**What the exercise asks:** Please format every line of the material below as a Markdown table with the columns "Row" and "Line", giving each line a row number and leaving out blank lines.

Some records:
- - -

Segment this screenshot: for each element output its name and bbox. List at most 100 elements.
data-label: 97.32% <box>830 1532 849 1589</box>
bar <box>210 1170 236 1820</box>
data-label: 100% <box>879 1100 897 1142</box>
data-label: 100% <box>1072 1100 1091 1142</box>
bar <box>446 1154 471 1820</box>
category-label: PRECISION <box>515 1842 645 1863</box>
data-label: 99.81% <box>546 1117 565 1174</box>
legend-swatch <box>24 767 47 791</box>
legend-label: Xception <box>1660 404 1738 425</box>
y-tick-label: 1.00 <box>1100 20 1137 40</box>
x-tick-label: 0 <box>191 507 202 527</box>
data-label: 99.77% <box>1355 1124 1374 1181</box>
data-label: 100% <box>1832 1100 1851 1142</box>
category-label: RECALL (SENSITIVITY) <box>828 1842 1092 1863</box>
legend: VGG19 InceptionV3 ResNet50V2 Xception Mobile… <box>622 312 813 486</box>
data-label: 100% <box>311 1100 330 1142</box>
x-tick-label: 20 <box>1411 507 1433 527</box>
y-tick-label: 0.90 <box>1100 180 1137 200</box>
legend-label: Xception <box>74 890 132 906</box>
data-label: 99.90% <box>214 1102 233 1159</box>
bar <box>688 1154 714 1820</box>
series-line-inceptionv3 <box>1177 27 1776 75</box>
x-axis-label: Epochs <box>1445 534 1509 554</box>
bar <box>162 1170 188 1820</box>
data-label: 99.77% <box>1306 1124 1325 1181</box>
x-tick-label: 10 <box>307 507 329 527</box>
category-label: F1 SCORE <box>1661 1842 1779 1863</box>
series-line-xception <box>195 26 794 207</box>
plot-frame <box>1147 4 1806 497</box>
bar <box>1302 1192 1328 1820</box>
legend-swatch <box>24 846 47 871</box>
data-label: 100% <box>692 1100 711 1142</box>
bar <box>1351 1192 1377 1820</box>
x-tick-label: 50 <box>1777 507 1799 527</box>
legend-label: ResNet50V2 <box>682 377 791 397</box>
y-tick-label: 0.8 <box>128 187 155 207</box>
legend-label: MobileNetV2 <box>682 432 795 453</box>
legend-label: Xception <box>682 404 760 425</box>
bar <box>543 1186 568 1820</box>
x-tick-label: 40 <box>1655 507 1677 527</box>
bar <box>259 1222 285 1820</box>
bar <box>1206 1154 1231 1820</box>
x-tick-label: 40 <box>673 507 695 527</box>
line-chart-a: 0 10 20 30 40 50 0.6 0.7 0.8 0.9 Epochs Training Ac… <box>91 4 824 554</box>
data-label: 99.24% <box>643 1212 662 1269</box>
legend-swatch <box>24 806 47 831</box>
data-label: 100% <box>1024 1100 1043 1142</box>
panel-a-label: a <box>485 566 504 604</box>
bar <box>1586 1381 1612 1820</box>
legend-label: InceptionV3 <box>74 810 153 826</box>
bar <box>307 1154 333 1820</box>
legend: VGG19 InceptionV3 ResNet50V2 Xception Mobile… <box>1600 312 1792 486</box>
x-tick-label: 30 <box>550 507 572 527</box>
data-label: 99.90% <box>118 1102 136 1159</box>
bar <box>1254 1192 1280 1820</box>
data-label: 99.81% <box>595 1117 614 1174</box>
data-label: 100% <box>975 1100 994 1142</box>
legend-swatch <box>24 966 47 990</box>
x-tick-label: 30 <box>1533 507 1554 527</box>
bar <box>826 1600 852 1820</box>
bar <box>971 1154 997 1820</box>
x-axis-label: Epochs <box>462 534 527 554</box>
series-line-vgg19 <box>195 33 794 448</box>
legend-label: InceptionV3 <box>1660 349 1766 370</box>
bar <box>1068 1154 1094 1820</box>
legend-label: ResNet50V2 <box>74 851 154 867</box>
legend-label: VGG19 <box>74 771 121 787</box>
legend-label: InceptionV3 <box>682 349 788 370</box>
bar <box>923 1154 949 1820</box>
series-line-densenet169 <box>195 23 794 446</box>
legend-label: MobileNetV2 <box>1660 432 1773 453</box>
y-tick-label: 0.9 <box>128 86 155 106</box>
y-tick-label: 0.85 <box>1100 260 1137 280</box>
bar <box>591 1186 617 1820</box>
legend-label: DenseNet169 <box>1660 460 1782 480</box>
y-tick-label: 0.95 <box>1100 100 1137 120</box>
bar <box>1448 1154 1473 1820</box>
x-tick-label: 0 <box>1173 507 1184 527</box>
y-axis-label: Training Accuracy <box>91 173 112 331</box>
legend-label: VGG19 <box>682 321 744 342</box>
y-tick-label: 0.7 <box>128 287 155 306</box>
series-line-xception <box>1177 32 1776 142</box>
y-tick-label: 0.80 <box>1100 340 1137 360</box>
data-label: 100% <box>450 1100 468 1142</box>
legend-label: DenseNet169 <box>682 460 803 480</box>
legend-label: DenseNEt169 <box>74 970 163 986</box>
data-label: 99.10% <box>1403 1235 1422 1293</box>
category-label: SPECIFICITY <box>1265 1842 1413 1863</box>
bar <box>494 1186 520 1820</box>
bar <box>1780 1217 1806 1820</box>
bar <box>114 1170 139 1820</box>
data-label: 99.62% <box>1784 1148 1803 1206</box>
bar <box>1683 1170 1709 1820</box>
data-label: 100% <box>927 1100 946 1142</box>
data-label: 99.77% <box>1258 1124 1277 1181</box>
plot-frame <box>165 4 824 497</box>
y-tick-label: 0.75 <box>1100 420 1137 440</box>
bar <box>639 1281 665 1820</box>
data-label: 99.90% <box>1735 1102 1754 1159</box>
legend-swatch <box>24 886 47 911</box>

- - -

**Result:**
| Row | Line |
|---|---|
| 1 | Segment this screenshot: for each element output its name and bbox. List at most 100 elements. |
| 2 | data-label: 97.32% <box>830 1532 849 1589</box> |
| 3 | bar <box>210 1170 236 1820</box> |
| 4 | data-label: 100% <box>879 1100 897 1142</box> |
| 5 | data-label: 100% <box>1072 1100 1091 1142</box> |
| 6 | bar <box>446 1154 471 1820</box> |
| 7 | category-label: PRECISION <box>515 1842 645 1863</box> |
| 8 | data-label: 99.81% <box>546 1117 565 1174</box> |
| 9 | legend-swatch <box>24 767 47 791</box> |
| 10 | legend-label: Xception <box>1660 404 1738 425</box> |
| 11 | y-tick-label: 1.00 <box>1100 20 1137 40</box> |
| 12 | x-tick-label: 0 <box>191 507 202 527</box> |
| 13 | data-label: 99.77% <box>1355 1124 1374 1181</box> |
| 14 | data-label: 100% <box>1832 1100 1851 1142</box> |
| 15 | category-label: RECALL (SENSITIVITY) <box>828 1842 1092 1863</box> |
| 16 | legend: VGG19 InceptionV3 ResNet50V2 Xception Mobile… <box>622 312 813 486</box> |
| 17 | data-label: 100% <box>311 1100 330 1142</box> |
| 18 | x-tick-label: 20 <box>1411 507 1433 527</box> |
| 19 | y-tick-label: 0.90 <box>1100 180 1137 200</box> |
| 20 | legend-label: Xception <box>74 890 132 906</box> |
| 21 | data-label: 99.90% <box>214 1102 233 1159</box> |
| 22 | bar <box>688 1154 714 1820</box> |
| 23 | series-line-inceptionv3 <box>1177 27 1776 75</box> |
| 24 | x-axis-label: Epochs <box>1445 534 1509 554</box> |
| 25 | bar <box>162 1170 188 1820</box> |
| 26 | data-label: 99.77% <box>1306 1124 1325 1181</box> |
| 27 | x-tick-label: 10 <box>307 507 329 527</box> |
| 28 | category-label: F1 SCORE <box>1661 1842 1779 1863</box> |
| 29 | series-line-xception <box>195 26 794 207</box> |
| 30 | plot-frame <box>1147 4 1806 497</box> |
| 31 | bar <box>1302 1192 1328 1820</box> |
| 32 | legend-swatch <box>24 846 47 871</box> |
| 33 | data-label: 100% <box>692 1100 711 1142</box> |
| 34 | bar <box>1351 1192 1377 1820</box> |
| 35 | x-tick-label: 50 <box>1777 507 1799 527</box> |
| 36 | legend-label: ResNet50V2 <box>682 377 791 397</box> |
| 37 | y-tick-label: 0.8 <box>128 187 155 207</box> |
| 38 | legend-label: MobileNetV2 <box>682 432 795 453</box> |
| 39 | legend-label: Xception <box>682 404 760 425</box> |
| 40 | bar <box>543 1186 568 1820</box> |
| 41 | x-tick-label: 40 <box>1655 507 1677 527</box> |
| 42 | bar <box>259 1222 285 1820</box> |
| 43 | bar <box>1206 1154 1231 1820</box> |
| 44 | x-tick-label: 40 <box>673 507 695 527</box> |
| 45 | line-chart-a: 0 10 20 30 40 50 0.6 0.7 0.8 0.9 Epochs Training Ac… <box>91 4 824 554</box> |
| 46 | data-label: 99.24% <box>643 1212 662 1269</box> |
| 47 | legend-swatch <box>24 806 47 831</box> |
| 48 | data-label: 100% <box>1024 1100 1043 1142</box> |
| 49 | panel-a-label: a <box>485 566 504 604</box> |
| 50 | bar <box>1586 1381 1612 1820</box> |
| 51 | legend-label: InceptionV3 <box>74 810 153 826</box> |
| 52 | bar <box>307 1154 333 1820</box> |
| 53 | legend: VGG19 InceptionV3 ResNet50V2 Xception Mobile… <box>1600 312 1792 486</box> |
| 54 | x-tick-label: 30 <box>550 507 572 527</box> |
| 55 | data-label: 99.90% <box>118 1102 136 1159</box> |
| 56 | bar <box>1254 1192 1280 1820</box> |
| 57 | data-label: 99.81% <box>595 1117 614 1174</box> |
| 58 | data-label: 100% <box>975 1100 994 1142</box> |
| 59 | legend-swatch <box>24 966 47 990</box> |
| 60 | x-tick-label: 30 <box>1533 507 1554 527</box> |
| 61 | bar <box>826 1600 852 1820</box> |
| 62 | bar <box>971 1154 997 1820</box> |
| 63 | x-axis-label: Epochs <box>462 534 527 554</box> |
| 64 | series-line-vgg19 <box>195 33 794 448</box> |
| 65 | legend-label: InceptionV3 <box>1660 349 1766 370</box> |
| 66 | bar <box>1068 1154 1094 1820</box> |
| 67 | legend-label: ResNet50V2 <box>74 851 154 867</box> |
| 68 | legend-label: VGG19 <box>74 771 121 787</box> |
| 69 | legend-label: InceptionV3 <box>682 349 788 370</box> |
| 70 | bar <box>923 1154 949 1820</box> |
| 71 | series-line-densenet169 <box>195 23 794 446</box> |
| 72 | legend-label: MobileNetV2 <box>1660 432 1773 453</box> |
| 73 | y-tick-label: 0.9 <box>128 86 155 106</box> |
| 74 | y-tick-label: 0.85 <box>1100 260 1137 280</box> |
| 75 | bar <box>591 1186 617 1820</box> |
| 76 | legend-label: DenseNet169 <box>1660 460 1782 480</box> |
| 77 | y-tick-label: 0.95 <box>1100 100 1137 120</box> |
| 78 | bar <box>1448 1154 1473 1820</box> |
| 79 | x-tick-label: 0 <box>1173 507 1184 527</box> |
| 80 | y-axis-label: Training Accuracy <box>91 173 112 331</box> |
| 81 | legend-label: VGG19 <box>682 321 744 342</box> |
| 82 | y-tick-label: 0.7 <box>128 287 155 306</box> |
| 83 | series-line-xception <box>1177 32 1776 142</box> |
| 84 | y-tick-label: 0.80 <box>1100 340 1137 360</box> |
| 85 | data-label: 100% <box>450 1100 468 1142</box> |
| 86 | legend-label: DenseNet169 <box>682 460 803 480</box> |
| 87 | legend-label: DenseNEt169 <box>74 970 163 986</box> |
| 88 | data-label: 99.10% <box>1403 1235 1422 1293</box> |
| 89 | category-label: SPECIFICITY <box>1265 1842 1413 1863</box> |
| 90 | bar <box>494 1186 520 1820</box> |
| 91 | bar <box>1780 1217 1806 1820</box> |
| 92 | bar <box>114 1170 139 1820</box> |
| 93 | data-label: 99.62% <box>1784 1148 1803 1206</box> |
| 94 | bar <box>1683 1170 1709 1820</box> |
| 95 | data-label: 100% <box>927 1100 946 1142</box> |
| 96 | data-label: 99.77% <box>1258 1124 1277 1181</box> |
| 97 | plot-frame <box>165 4 824 497</box> |
| 98 | y-tick-label: 0.75 <box>1100 420 1137 440</box> |
| 99 | bar <box>639 1281 665 1820</box> |
| 100 | data-label: 99.90% <box>1735 1102 1754 1159</box> |
| 101 | legend-swatch <box>24 886 47 911</box> |